◆ **Written request**
Write out every line of the material as it stands, apart from the pictures.

◆ **Available records**
====
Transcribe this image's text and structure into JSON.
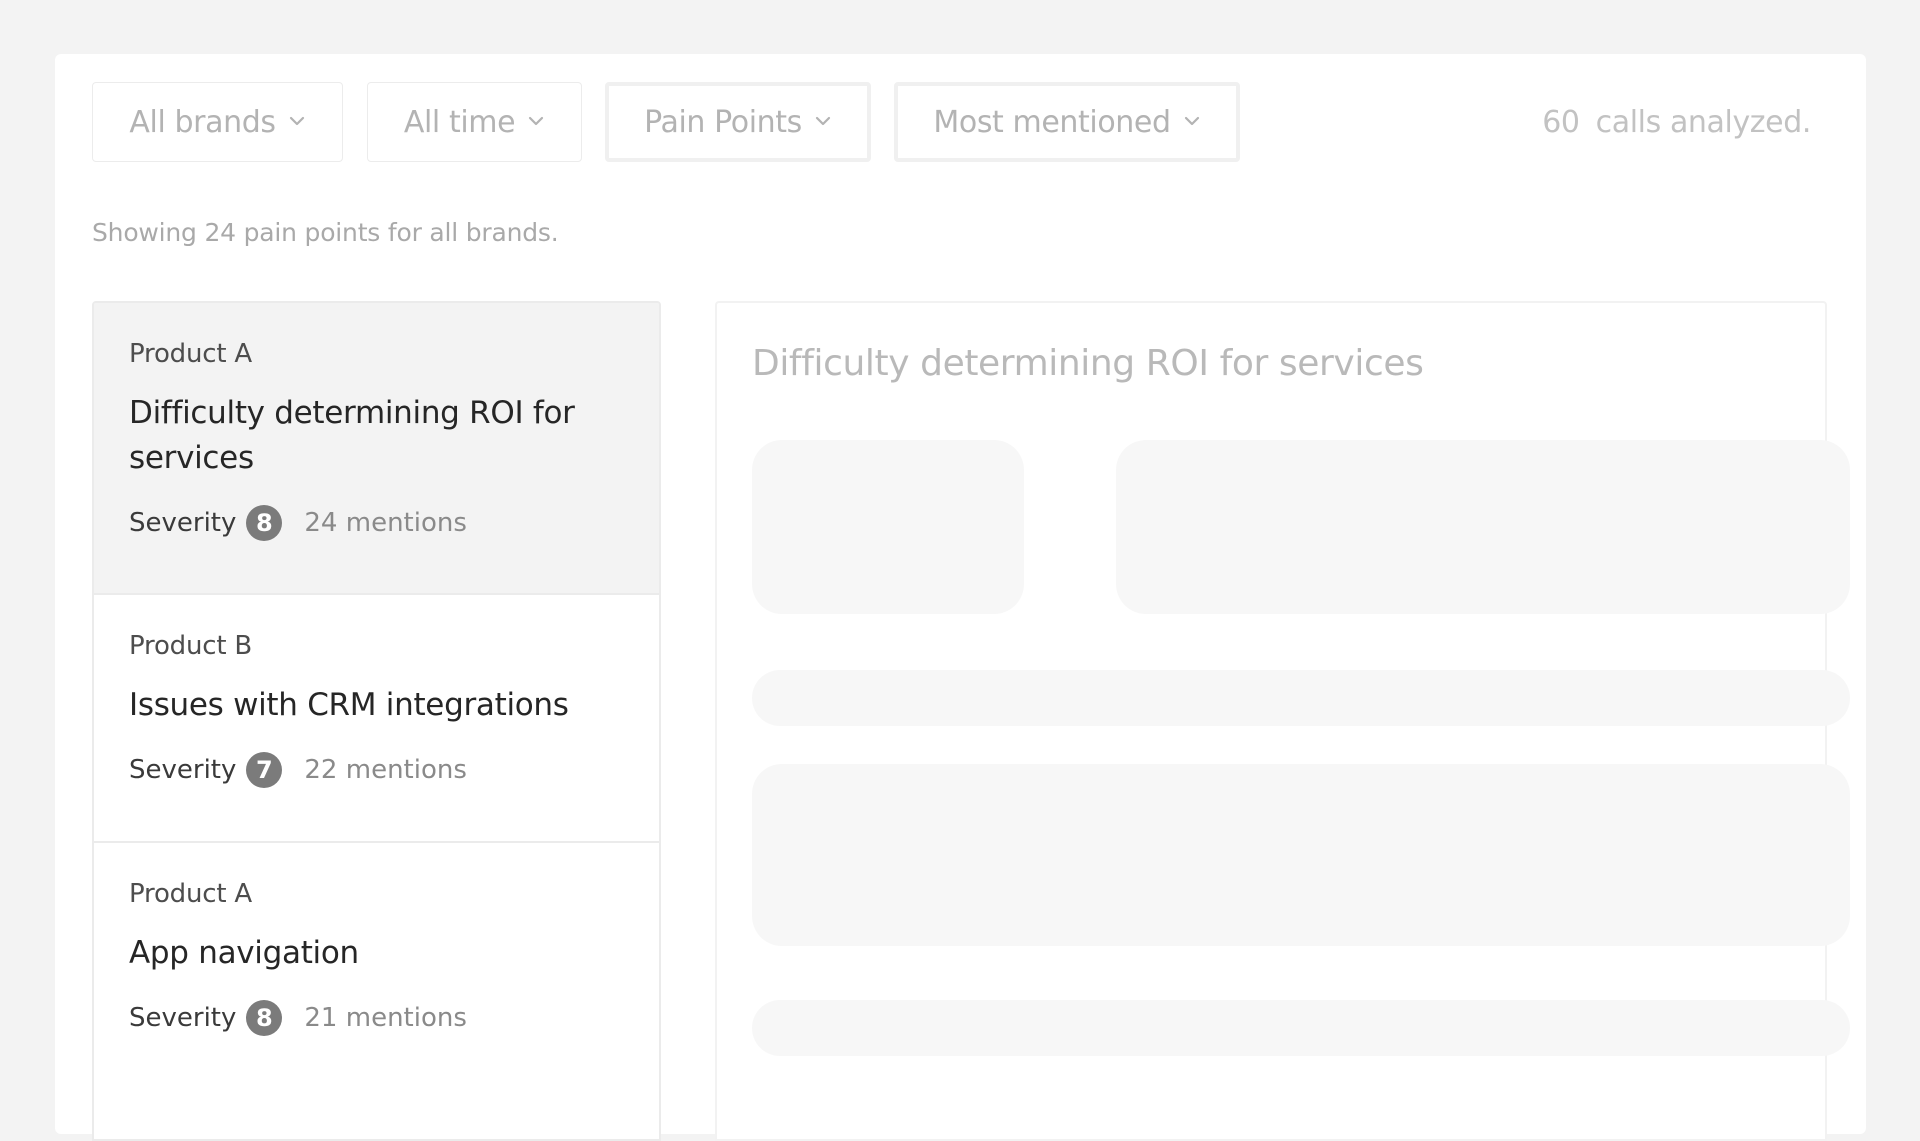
{
  "filters": {
    "brand": "All brands",
    "time": "All time",
    "category": "Pain Points",
    "sort": "Most mentioned"
  },
  "stats": {
    "calls_count": "60",
    "calls_label": "calls analyzed."
  },
  "subtitle": "Showing 24 pain points for all brands.",
  "pain_points": [
    {
      "brand": "Product A",
      "title": "Difficulty determining ROI for services",
      "severity_label": "Severity",
      "severity": "8",
      "mentions": "24 mentions"
    },
    {
      "brand": "Product B",
      "title": "Issues with CRM integrations",
      "severity_label": "Severity",
      "severity": "7",
      "mentions": "22 mentions"
    },
    {
      "brand": "Product A",
      "title": "App navigation",
      "severity_label": "Severity",
      "severity": "8",
      "mentions": "21 mentions"
    }
  ],
  "detail": {
    "title": "Difficulty determining ROI for services"
  },
  "icons": {
    "dropdown": "chevron-down-icon"
  },
  "colors": {
    "badge": "#7b7b7b",
    "selected_bg": "#f3f3f3",
    "page_bg": "#f3f3f3"
  }
}
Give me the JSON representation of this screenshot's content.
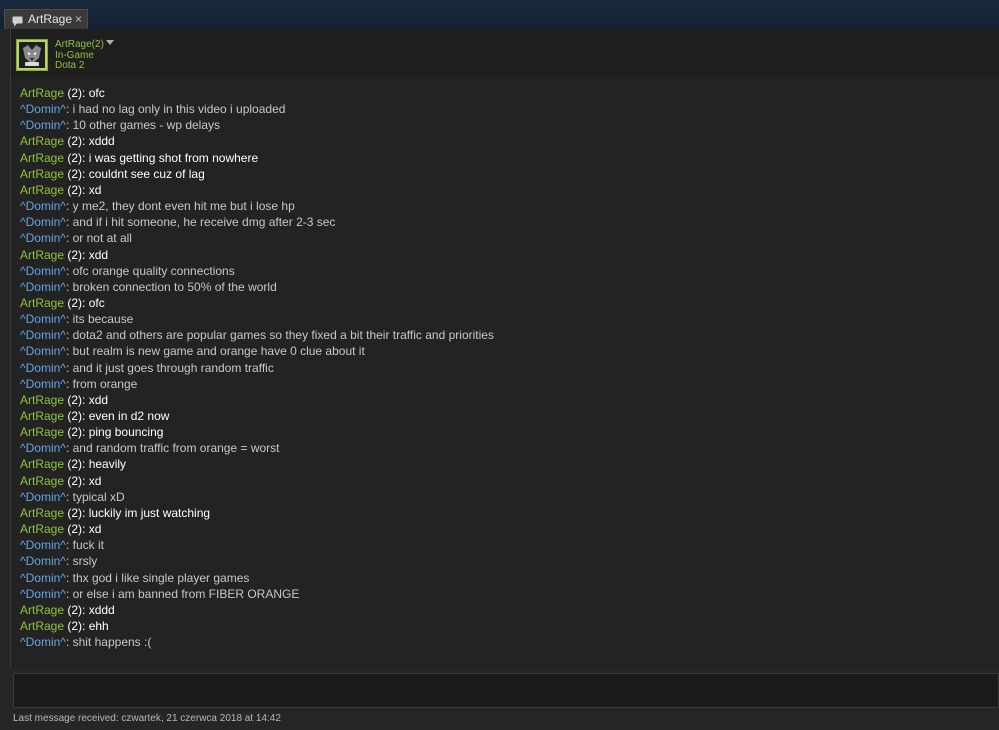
====
◆ **Response**
Transcribe this image's text and structure into JSON.
{
  "filters": {
    "brand": "All brands",
    "time": "All time",
    "category": "Pain Points",
    "sort": "Most mentioned"
  },
  "stats": {
    "calls_count": "60",
    "calls_label": "calls analyzed."
  },
  "subtitle": "Showing 24 pain points for all brands.",
  "pain_points": [
    {
      "brand": "Product A",
      "title": "Difficulty determining ROI for services",
      "severity_label": "Severity",
      "severity": "8",
      "mentions": "24 mentions"
    },
    {
      "brand": "Product B",
      "title": "Issues with CRM integrations",
      "severity_label": "Severity",
      "severity": "7",
      "mentions": "22 mentions"
    },
    {
      "brand": "Product A",
      "title": "App navigation",
      "severity_label": "Severity",
      "severity": "8",
      "mentions": "21 mentions"
    }
  ],
  "detail": {
    "title": "Difficulty determining ROI for services"
  },
  "icons": {
    "dropdown": "chevron-down-icon"
  },
  "colors": {
    "badge": "#7b7b7b",
    "selected_bg": "#f3f3f3",
    "page_bg": "#f3f3f3"
  }
}
Give me the JSON representation of this screenshot's content.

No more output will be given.